DIRECTION
Go through the entries below and retype them exactly, omitting each picture.
--------------------
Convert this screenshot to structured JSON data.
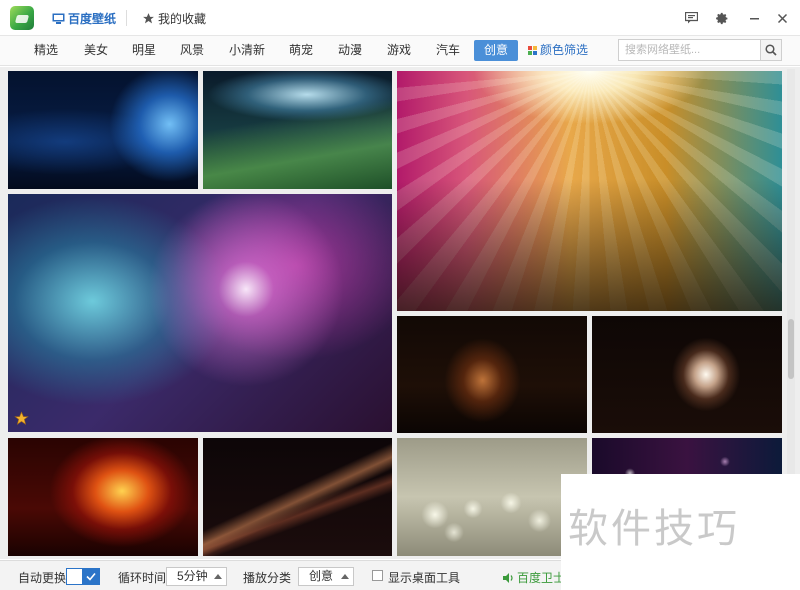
{
  "topbar": {
    "tabs": [
      {
        "label": "百度壁纸",
        "icon": "monitor-icon",
        "active": true
      },
      {
        "label": "我的收藏",
        "icon": "star-icon",
        "active": false
      }
    ],
    "controls": [
      "feedback-icon",
      "gear-icon",
      "minimize-icon",
      "close-icon"
    ]
  },
  "categories": {
    "items": [
      "精选",
      "美女",
      "明星",
      "风景",
      "小清新",
      "萌宠",
      "动漫",
      "游戏",
      "汽车",
      "创意"
    ],
    "active": "创意",
    "color_filter_label": "颜色筛选",
    "color_filter_colors": [
      "#e84a3c",
      "#f5b83a",
      "#4caf50",
      "#2b74c8"
    ]
  },
  "search": {
    "placeholder": "搜索网络壁纸...",
    "value": ""
  },
  "wallpapers": [
    {
      "theme": "blue-swirl",
      "favorited": false
    },
    {
      "theme": "green-light-rays",
      "favorited": false
    },
    {
      "theme": "golden-rays",
      "favorited": false
    },
    {
      "theme": "star-burst",
      "favorited": true
    },
    {
      "theme": "orange-swirl-dark",
      "favorited": false
    },
    {
      "theme": "glowing-smoke",
      "favorited": false
    },
    {
      "theme": "fire-swirl",
      "favorited": false
    },
    {
      "theme": "light-streaks",
      "favorited": false
    },
    {
      "theme": "bokeh-lights",
      "favorited": false
    },
    {
      "theme": "sparkle-night",
      "favorited": false
    }
  ],
  "bottombar": {
    "auto_change_label": "自动更换",
    "auto_change_enabled": true,
    "interval_label": "循环时间",
    "interval_value": "5分钟",
    "category_label": "播放分类",
    "category_value": "创意",
    "show_desktop_tool_label": "显示桌面工具",
    "show_desktop_tool_checked": false,
    "guard_label": "百度卫士"
  },
  "watermark": "软件技巧"
}
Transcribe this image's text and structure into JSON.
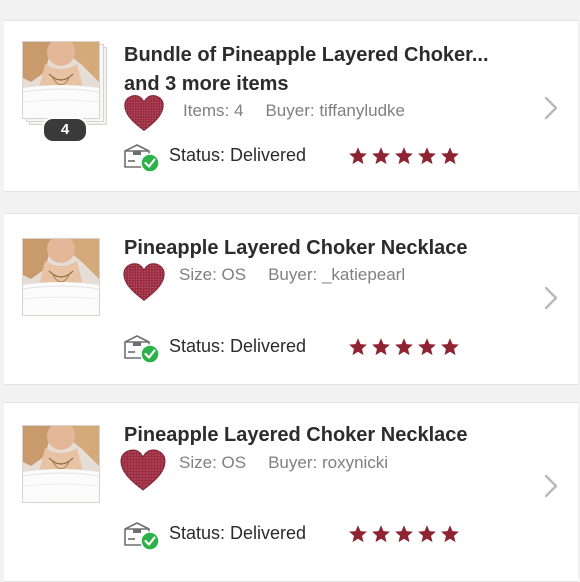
{
  "colors": {
    "heart": "#9c2c41",
    "star": "#8e2431",
    "badge": "#3a3a3a",
    "check": "#2db24a"
  },
  "orders": [
    {
      "title_line1": "Bundle of Pineapple Layered Choker...",
      "title_line2": "and 3 more items",
      "meta_label": "Items: 4",
      "buyer": "Buyer: tiffanyludke",
      "bundle_count": "4",
      "status": "Status:  Delivered",
      "rating": 5,
      "icons": [
        "heart-icon",
        "package-delivered-icon",
        "chevron-right-icon"
      ]
    },
    {
      "title_line1": "Pineapple Layered Choker Necklace",
      "meta_label": "Size: OS",
      "buyer": "Buyer: _katiepearl",
      "status": "Status:  Delivered",
      "rating": 5,
      "icons": [
        "heart-icon",
        "package-delivered-icon",
        "chevron-right-icon"
      ]
    },
    {
      "title_line1": "Pineapple Layered Choker Necklace",
      "meta_label": "Size: OS",
      "buyer": "Buyer: roxynicki",
      "status": "Status:  Delivered",
      "rating": 5,
      "icons": [
        "heart-icon",
        "package-delivered-icon",
        "chevron-right-icon"
      ]
    }
  ]
}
--------------------
RESPONSE
Convert this screenshot to structured JSON data.
{
  "topbar": {
    "tabs": [
      {
        "label": "百度壁纸",
        "icon": "monitor-icon",
        "active": true
      },
      {
        "label": "我的收藏",
        "icon": "star-icon",
        "active": false
      }
    ],
    "controls": [
      "feedback-icon",
      "gear-icon",
      "minimize-icon",
      "close-icon"
    ]
  },
  "categories": {
    "items": [
      "精选",
      "美女",
      "明星",
      "风景",
      "小清新",
      "萌宠",
      "动漫",
      "游戏",
      "汽车",
      "创意"
    ],
    "active": "创意",
    "color_filter_label": "颜色筛选",
    "color_filter_colors": [
      "#e84a3c",
      "#f5b83a",
      "#4caf50",
      "#2b74c8"
    ]
  },
  "search": {
    "placeholder": "搜索网络壁纸...",
    "value": ""
  },
  "wallpapers": [
    {
      "theme": "blue-swirl",
      "favorited": false
    },
    {
      "theme": "green-light-rays",
      "favorited": false
    },
    {
      "theme": "golden-rays",
      "favorited": false
    },
    {
      "theme": "star-burst",
      "favorited": true
    },
    {
      "theme": "orange-swirl-dark",
      "favorited": false
    },
    {
      "theme": "glowing-smoke",
      "favorited": false
    },
    {
      "theme": "fire-swirl",
      "favorited": false
    },
    {
      "theme": "light-streaks",
      "favorited": false
    },
    {
      "theme": "bokeh-lights",
      "favorited": false
    },
    {
      "theme": "sparkle-night",
      "favorited": false
    }
  ],
  "bottombar": {
    "auto_change_label": "自动更换",
    "auto_change_enabled": true,
    "interval_label": "循环时间",
    "interval_value": "5分钟",
    "category_label": "播放分类",
    "category_value": "创意",
    "show_desktop_tool_label": "显示桌面工具",
    "show_desktop_tool_checked": false,
    "guard_label": "百度卫士"
  },
  "watermark": "软件技巧"
}
Transcribe this image's text and structure into JSON.
{
  "colors": {
    "heart": "#9c2c41",
    "star": "#8e2431",
    "badge": "#3a3a3a",
    "check": "#2db24a"
  },
  "orders": [
    {
      "title_line1": "Bundle of Pineapple Layered Choker...",
      "title_line2": "and 3 more items",
      "meta_label": "Items: 4",
      "buyer": "Buyer: tiffanyludke",
      "bundle_count": "4",
      "status": "Status:  Delivered",
      "rating": 5,
      "icons": [
        "heart-icon",
        "package-delivered-icon",
        "chevron-right-icon"
      ]
    },
    {
      "title_line1": "Pineapple Layered Choker Necklace",
      "meta_label": "Size: OS",
      "buyer": "Buyer: _katiepearl",
      "status": "Status:  Delivered",
      "rating": 5,
      "icons": [
        "heart-icon",
        "package-delivered-icon",
        "chevron-right-icon"
      ]
    },
    {
      "title_line1": "Pineapple Layered Choker Necklace",
      "meta_label": "Size: OS",
      "buyer": "Buyer: roxynicki",
      "status": "Status:  Delivered",
      "rating": 5,
      "icons": [
        "heart-icon",
        "package-delivered-icon",
        "chevron-right-icon"
      ]
    }
  ]
}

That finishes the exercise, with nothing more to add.